ASSIGNMENT A.
From the CPAP tips text, list each numbered problem heading with its number.
ASSIGNMENT B.
Answer these questions from the CPAP tips text:
(i) Which machine delivers more pressure when you breathe in and less when you breathe out?
(ii) What can be used at bedtime to help ease a dry, stuffy nose?
(iii) What can happen to your eyes when the mask blows air into them?

If this feature doesn’t help, talk with your doctor about changing to a device that automatically and constantly adjusts the pressure while you’re sleeping. An example is a bi-level positive airway pressure (BPAP) machine that delivers more pressure when you breathe in (inhale) and less when you breathe out (exhale).
4. Dry, stuffy nose
Check to make sure your mask fits well. A leaky mask can dry out your nose. If you have to tighten straps often to prevent air leakage, the mask does not fit properly.
A CPAP device that features a heated humidifier, which attaches to the air pressure machine, can help. You can adjust the level of humidification. Using a nasal saline spray at bedtime also can help ease a dry, stuffy nose.
5. Feeling claustrophobic
Practice using your mask while you’re awake. First, just hold it up to your face without any of the other parts. Once you’re comfortable with that, try wearing the mask with the straps.
Next, try holding the mask with the attached hose on your face, without using the straps. Turn on the CPAP machine, perhaps with the ramp feature turned on. Next, do this using the straps too. Finally, try sleeping with the mask and machine on.
Relaxation exercises, such as progressive muscle relaxation, may help reduce anxiety related to CPAP use.
If you’re still feeling claustrophobic, talk to your doctor or CPAP supplier. It may help to get a different size mask or try a different style, such as one that uses nasal pillows.
6. Leaky mask, skin irritation or pressure sores
A leaky or an ill-fitting mask means you’re not getting the full air pressure you need, and you may be irritating your skin. The mask can also blow air into your eyes, causing them to become dry or teary.
Try adjusting pads and straps to get a better fit. If the device fits over your nose, make sure it doesn’t sit too high on the bridge of your nose, which can direct air into your eyes.
You may need to ask your supplier to help you find a different size mask, particularly if your weight has changed a lot. Or try a different style device such as a nasal pillow. If you develop skin deterioration or sores, such as on your nose, tell your doctor promptly.

LISTED ENTRIES.

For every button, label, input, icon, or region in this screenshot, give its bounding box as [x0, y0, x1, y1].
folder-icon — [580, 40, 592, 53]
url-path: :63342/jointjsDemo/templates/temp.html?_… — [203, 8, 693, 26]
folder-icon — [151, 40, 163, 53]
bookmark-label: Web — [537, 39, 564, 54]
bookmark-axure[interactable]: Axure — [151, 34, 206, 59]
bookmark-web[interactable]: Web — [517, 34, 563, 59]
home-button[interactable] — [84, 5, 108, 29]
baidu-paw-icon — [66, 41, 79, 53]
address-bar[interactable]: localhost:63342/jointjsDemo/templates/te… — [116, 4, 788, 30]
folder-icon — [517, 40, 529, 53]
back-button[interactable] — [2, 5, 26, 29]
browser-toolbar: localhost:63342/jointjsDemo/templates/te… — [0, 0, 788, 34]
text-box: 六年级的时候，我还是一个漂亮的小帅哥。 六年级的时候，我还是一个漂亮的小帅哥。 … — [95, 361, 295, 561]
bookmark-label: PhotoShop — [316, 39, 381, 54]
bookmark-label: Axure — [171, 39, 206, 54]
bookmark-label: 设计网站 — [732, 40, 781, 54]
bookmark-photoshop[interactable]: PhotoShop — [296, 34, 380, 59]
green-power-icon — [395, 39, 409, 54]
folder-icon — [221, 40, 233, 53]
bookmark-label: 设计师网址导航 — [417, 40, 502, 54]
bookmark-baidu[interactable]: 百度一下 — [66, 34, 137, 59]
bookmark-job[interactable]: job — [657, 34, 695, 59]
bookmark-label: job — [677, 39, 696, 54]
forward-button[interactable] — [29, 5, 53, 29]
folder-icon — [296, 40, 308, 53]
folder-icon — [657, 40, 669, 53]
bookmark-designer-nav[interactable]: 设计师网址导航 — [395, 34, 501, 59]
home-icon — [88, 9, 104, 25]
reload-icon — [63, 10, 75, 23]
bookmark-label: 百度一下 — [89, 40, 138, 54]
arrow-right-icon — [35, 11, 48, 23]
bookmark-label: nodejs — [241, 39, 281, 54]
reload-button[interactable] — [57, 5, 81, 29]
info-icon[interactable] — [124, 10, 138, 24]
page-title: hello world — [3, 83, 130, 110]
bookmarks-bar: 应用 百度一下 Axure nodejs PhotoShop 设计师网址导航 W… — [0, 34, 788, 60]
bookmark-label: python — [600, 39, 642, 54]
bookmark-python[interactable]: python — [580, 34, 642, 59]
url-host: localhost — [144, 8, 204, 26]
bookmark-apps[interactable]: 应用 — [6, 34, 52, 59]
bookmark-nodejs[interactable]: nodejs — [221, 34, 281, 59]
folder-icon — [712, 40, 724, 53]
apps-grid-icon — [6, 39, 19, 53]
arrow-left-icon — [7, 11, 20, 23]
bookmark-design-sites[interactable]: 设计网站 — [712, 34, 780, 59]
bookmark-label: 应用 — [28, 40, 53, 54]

WRITTEN ANSWER A.
4. Dry, stuffy nose
5. Feeling claustrophobic
6. Leaky mask, skin irritation or pressure sores

WRITTEN ANSWER B.
(i) A bi-level positive airway pressure (BPAP) machine.
(ii) A nasal saline spray.
(iii) They can become dry or teary.